**PROBLEM**
Copy the records from the line containing "localize 10 of" up to and including the line containing "toggle-knob[interactable] bbox=[616, 339, 640, 371]", replacing "image" with "screenshot" and leaving everything else unchanged. Omit the pictures from your copy.

**MATERIAL SHOWN**
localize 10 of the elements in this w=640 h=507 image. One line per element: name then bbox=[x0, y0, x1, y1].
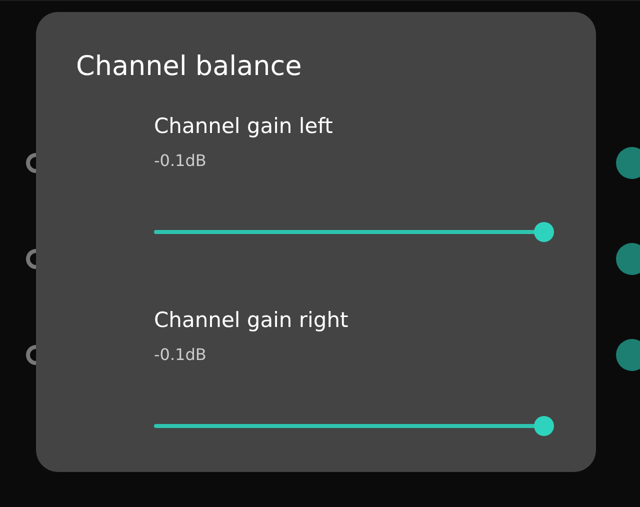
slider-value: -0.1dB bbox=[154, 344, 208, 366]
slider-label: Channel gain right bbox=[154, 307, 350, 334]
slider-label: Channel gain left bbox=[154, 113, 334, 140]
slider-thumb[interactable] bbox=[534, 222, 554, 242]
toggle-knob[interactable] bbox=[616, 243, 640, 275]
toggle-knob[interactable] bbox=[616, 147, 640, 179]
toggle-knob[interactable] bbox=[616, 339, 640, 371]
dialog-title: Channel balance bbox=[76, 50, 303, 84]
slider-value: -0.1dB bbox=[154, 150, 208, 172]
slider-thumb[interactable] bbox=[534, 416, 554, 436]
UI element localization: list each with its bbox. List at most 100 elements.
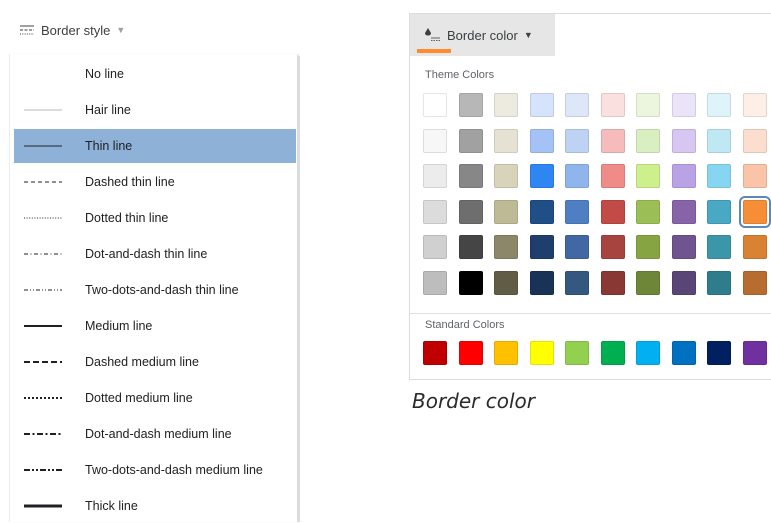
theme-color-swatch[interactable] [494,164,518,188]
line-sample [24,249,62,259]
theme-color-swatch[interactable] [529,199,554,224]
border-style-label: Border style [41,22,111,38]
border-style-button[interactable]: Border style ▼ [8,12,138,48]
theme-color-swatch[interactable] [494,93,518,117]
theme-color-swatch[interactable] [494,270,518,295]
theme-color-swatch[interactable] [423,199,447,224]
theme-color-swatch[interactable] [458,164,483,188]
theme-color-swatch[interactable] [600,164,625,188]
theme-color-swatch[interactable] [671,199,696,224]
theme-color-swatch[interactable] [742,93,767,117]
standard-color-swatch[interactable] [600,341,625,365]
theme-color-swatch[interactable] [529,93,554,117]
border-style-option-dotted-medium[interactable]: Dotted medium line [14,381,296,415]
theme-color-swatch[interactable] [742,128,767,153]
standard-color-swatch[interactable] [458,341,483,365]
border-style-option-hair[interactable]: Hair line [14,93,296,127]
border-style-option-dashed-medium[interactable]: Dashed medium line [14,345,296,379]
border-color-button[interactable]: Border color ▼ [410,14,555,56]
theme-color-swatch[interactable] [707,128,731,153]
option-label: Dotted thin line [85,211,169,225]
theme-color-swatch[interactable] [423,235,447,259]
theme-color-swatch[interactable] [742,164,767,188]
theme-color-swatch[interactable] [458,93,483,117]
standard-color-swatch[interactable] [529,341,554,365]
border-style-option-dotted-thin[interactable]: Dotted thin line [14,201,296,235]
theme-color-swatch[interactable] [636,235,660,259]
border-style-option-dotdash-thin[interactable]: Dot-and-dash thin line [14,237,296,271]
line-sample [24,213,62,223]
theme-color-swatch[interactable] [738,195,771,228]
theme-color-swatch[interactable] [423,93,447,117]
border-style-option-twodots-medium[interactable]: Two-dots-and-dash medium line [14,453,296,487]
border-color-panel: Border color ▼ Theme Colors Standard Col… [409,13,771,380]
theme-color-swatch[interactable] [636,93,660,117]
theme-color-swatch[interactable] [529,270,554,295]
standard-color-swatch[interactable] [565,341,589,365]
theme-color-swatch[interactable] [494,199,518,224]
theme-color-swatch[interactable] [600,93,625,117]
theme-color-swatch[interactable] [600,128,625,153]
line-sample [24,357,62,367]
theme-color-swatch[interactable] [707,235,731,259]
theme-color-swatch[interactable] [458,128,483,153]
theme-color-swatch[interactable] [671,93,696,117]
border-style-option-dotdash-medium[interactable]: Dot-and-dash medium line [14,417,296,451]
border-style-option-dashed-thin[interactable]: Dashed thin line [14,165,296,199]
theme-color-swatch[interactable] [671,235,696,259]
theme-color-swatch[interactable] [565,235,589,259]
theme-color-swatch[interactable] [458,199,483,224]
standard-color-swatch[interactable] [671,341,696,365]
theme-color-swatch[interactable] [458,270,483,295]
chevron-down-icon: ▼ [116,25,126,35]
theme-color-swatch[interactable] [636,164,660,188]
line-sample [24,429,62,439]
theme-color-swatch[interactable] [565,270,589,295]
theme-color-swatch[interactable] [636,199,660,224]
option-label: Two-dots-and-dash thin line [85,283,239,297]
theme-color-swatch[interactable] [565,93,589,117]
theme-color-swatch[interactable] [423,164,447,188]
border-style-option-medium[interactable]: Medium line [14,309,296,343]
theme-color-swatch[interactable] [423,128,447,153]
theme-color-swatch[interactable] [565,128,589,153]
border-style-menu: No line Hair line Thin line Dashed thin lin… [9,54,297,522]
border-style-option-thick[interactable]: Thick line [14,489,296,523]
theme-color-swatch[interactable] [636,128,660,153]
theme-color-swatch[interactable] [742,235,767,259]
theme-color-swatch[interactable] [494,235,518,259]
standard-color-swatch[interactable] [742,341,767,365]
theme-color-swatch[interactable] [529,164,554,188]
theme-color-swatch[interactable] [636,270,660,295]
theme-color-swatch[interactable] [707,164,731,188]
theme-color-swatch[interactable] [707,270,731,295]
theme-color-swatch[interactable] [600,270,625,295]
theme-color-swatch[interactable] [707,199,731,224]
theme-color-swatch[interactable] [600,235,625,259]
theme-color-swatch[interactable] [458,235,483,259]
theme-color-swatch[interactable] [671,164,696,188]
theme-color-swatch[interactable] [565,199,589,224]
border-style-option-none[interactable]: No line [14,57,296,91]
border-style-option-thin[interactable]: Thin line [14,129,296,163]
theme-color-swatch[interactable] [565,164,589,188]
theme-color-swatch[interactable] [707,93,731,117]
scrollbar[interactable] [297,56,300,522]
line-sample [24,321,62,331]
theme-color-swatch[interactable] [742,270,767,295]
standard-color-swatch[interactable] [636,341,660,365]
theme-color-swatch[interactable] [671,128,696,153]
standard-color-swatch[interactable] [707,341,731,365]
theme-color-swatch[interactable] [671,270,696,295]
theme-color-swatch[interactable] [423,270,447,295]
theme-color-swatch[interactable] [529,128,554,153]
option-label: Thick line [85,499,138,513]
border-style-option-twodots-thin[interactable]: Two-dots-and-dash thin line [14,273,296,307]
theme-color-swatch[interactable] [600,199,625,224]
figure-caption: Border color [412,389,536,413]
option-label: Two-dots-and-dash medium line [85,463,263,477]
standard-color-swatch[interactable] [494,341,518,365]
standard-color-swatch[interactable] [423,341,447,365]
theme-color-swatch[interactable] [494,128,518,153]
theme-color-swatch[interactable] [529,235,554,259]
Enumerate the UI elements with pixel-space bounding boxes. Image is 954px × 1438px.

* * *

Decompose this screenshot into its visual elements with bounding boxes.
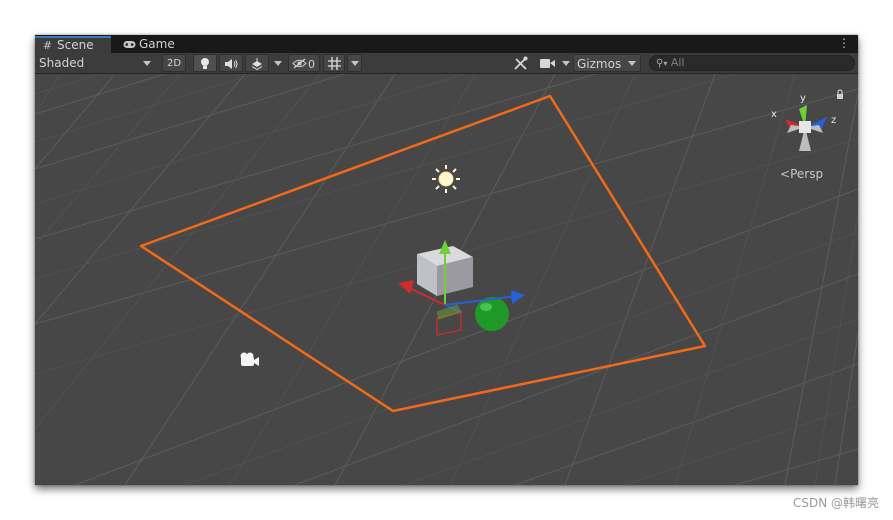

**RESPONSE TO THIS EXERCISE**
localize 10 of the elements in this w=640 h=507 screenshot. One line per element: name then bbox=[x0, y0, x1, y1].
slider-value: -0.1dB bbox=[154, 344, 208, 366]
slider-label: Channel gain right bbox=[154, 307, 350, 334]
slider-label: Channel gain left bbox=[154, 113, 334, 140]
slider-thumb[interactable] bbox=[534, 222, 554, 242]
toggle-knob[interactable] bbox=[616, 243, 640, 275]
toggle-knob[interactable] bbox=[616, 147, 640, 179]
toggle-knob[interactable] bbox=[616, 339, 640, 371]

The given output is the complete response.